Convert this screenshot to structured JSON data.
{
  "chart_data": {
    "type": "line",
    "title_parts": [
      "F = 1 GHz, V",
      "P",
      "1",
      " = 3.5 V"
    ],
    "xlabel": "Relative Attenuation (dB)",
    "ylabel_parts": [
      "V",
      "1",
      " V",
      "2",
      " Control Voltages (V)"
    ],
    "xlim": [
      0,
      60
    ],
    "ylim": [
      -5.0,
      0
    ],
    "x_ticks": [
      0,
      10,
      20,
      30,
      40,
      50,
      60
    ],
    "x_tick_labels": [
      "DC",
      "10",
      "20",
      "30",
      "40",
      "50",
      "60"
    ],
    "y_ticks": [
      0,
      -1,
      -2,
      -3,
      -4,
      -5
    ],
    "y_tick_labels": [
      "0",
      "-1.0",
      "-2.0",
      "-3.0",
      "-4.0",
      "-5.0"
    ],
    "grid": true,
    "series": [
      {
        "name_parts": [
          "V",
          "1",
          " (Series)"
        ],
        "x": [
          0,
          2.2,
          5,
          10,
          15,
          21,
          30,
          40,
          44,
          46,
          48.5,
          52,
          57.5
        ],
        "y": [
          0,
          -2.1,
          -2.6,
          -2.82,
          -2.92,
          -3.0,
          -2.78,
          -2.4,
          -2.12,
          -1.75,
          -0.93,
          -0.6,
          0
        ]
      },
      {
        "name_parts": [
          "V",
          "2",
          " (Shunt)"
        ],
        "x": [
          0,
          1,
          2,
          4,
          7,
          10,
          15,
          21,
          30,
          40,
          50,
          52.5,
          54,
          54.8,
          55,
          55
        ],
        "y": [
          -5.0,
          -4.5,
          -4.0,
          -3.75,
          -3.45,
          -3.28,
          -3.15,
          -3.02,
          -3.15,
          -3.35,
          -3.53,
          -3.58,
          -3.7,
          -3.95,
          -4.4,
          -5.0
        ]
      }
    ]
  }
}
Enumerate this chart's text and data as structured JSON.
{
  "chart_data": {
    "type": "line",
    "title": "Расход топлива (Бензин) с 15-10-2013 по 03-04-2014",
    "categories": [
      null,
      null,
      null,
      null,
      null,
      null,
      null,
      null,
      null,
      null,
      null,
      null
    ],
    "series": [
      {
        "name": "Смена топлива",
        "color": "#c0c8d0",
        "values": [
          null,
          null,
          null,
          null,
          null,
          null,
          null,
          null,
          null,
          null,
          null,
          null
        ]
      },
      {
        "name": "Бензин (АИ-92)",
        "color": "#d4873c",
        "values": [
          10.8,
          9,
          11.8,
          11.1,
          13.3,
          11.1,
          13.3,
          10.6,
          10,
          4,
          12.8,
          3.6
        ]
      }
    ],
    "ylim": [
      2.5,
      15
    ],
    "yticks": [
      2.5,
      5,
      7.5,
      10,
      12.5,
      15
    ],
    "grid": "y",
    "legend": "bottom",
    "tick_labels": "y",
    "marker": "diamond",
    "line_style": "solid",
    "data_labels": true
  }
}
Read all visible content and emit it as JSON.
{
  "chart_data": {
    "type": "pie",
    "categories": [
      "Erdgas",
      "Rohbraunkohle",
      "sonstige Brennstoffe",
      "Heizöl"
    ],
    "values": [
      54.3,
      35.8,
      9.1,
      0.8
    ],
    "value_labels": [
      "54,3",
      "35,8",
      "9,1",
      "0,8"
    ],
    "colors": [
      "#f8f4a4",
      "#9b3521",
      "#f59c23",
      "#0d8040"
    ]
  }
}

○ ○ ○ ○

Aim of the task
Within the records above, how many lines include the word "structured"? State the number by itself.

Solution for this problem
2